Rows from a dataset
——————
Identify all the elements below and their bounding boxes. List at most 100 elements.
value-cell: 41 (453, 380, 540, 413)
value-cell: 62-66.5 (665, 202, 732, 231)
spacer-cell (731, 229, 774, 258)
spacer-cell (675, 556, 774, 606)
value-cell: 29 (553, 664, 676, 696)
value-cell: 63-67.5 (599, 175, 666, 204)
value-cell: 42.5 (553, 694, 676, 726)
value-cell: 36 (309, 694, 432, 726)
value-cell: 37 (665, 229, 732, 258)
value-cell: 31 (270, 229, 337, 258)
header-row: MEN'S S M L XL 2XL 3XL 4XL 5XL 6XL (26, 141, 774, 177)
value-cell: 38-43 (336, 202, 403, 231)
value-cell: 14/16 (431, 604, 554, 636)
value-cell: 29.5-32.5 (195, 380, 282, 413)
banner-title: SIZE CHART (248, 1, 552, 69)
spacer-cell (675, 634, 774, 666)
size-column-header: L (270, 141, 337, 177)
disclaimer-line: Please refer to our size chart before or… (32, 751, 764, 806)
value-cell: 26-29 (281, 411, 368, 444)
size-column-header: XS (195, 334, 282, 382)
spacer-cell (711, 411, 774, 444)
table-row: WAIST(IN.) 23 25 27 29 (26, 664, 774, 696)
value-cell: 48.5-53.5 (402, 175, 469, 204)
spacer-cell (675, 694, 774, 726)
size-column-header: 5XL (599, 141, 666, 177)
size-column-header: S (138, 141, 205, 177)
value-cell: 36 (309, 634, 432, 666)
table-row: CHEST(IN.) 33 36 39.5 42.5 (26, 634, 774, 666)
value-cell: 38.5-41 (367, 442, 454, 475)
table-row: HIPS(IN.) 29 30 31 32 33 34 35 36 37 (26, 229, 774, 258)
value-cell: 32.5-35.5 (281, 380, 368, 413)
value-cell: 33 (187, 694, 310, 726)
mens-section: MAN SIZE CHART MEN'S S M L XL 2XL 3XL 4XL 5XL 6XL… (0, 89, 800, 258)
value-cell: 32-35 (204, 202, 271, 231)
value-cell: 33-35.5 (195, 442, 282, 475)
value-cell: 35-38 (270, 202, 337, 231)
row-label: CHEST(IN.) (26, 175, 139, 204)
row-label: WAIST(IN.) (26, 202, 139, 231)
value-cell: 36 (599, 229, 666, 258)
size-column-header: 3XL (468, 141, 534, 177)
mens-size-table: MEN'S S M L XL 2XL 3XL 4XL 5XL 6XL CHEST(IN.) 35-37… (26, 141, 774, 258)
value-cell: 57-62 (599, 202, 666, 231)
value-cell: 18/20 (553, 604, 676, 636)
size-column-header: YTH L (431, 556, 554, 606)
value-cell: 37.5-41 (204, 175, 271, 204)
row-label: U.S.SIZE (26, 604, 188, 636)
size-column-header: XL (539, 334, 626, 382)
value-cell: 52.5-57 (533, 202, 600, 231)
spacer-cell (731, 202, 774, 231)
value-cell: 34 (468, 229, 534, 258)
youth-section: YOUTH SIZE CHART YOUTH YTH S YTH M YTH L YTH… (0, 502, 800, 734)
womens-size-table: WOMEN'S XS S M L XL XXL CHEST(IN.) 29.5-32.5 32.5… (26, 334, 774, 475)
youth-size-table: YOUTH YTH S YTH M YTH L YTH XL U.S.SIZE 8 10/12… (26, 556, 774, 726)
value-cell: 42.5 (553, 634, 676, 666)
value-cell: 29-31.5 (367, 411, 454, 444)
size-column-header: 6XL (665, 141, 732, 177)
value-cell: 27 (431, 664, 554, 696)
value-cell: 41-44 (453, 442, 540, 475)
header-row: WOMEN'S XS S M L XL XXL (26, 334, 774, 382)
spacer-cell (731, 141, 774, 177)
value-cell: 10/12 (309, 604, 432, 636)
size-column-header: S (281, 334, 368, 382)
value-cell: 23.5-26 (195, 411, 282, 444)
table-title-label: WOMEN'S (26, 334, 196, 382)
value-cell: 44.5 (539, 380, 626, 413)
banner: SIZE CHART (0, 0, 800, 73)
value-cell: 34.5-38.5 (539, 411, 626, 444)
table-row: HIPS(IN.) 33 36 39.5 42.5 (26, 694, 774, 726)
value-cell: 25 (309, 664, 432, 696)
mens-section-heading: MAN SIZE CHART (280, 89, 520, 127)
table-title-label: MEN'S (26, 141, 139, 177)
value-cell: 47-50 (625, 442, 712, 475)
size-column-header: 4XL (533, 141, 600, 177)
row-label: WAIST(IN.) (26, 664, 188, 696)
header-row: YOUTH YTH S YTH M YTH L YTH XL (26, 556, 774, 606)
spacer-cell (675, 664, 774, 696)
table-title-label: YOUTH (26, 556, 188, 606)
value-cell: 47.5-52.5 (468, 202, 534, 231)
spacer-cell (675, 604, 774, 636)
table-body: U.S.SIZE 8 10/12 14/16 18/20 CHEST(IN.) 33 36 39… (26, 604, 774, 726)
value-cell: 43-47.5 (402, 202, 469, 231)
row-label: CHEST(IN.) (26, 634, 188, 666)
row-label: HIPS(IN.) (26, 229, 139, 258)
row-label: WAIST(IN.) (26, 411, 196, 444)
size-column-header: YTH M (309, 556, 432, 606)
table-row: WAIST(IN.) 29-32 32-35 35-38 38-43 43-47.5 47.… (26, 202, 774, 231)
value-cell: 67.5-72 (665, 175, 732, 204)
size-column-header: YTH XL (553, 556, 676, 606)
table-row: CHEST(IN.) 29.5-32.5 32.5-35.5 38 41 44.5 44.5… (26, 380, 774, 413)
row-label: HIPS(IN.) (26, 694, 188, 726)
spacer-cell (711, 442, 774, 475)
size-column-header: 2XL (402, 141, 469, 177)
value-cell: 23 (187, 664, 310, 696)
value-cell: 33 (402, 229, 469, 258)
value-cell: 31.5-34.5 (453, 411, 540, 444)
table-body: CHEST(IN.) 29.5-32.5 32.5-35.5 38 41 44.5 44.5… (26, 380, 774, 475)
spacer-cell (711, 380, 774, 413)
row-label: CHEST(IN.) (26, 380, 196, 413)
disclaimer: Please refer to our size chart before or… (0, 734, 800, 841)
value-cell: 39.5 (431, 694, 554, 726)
——————
INSTRUCTIONS TO FOLLOW: Copy out the rows word for word, starting with the first one and ending after the line that contains "value-cell: 48.5-53.5 (402, 175, 469, 204)".

TASK RESULT:
Identify all the elements below and their bounding boxes. List at most 100 elements.
value-cell: 41 (453, 380, 540, 413)
value-cell: 62-66.5 (665, 202, 732, 231)
spacer-cell (731, 229, 774, 258)
spacer-cell (675, 556, 774, 606)
value-cell: 29 (553, 664, 676, 696)
value-cell: 63-67.5 (599, 175, 666, 204)
value-cell: 42.5 (553, 694, 676, 726)
value-cell: 36 (309, 694, 432, 726)
value-cell: 37 (665, 229, 732, 258)
value-cell: 31 (270, 229, 337, 258)
header-row: MEN'S S M L XL 2XL 3XL 4XL 5XL 6XL (26, 141, 774, 177)
value-cell: 38-43 (336, 202, 403, 231)
value-cell: 14/16 (431, 604, 554, 636)
value-cell: 29.5-32.5 (195, 380, 282, 413)
banner-title: SIZE CHART (248, 1, 552, 69)
spacer-cell (675, 634, 774, 666)
size-column-header: L (270, 141, 337, 177)
disclaimer-line: Please refer to our size chart before or… (32, 751, 764, 806)
value-cell: 26-29 (281, 411, 368, 444)
size-column-header: XS (195, 334, 282, 382)
spacer-cell (711, 411, 774, 444)
table-row: WAIST(IN.) 23 25 27 29 (26, 664, 774, 696)
value-cell: 48.5-53.5 (402, 175, 469, 204)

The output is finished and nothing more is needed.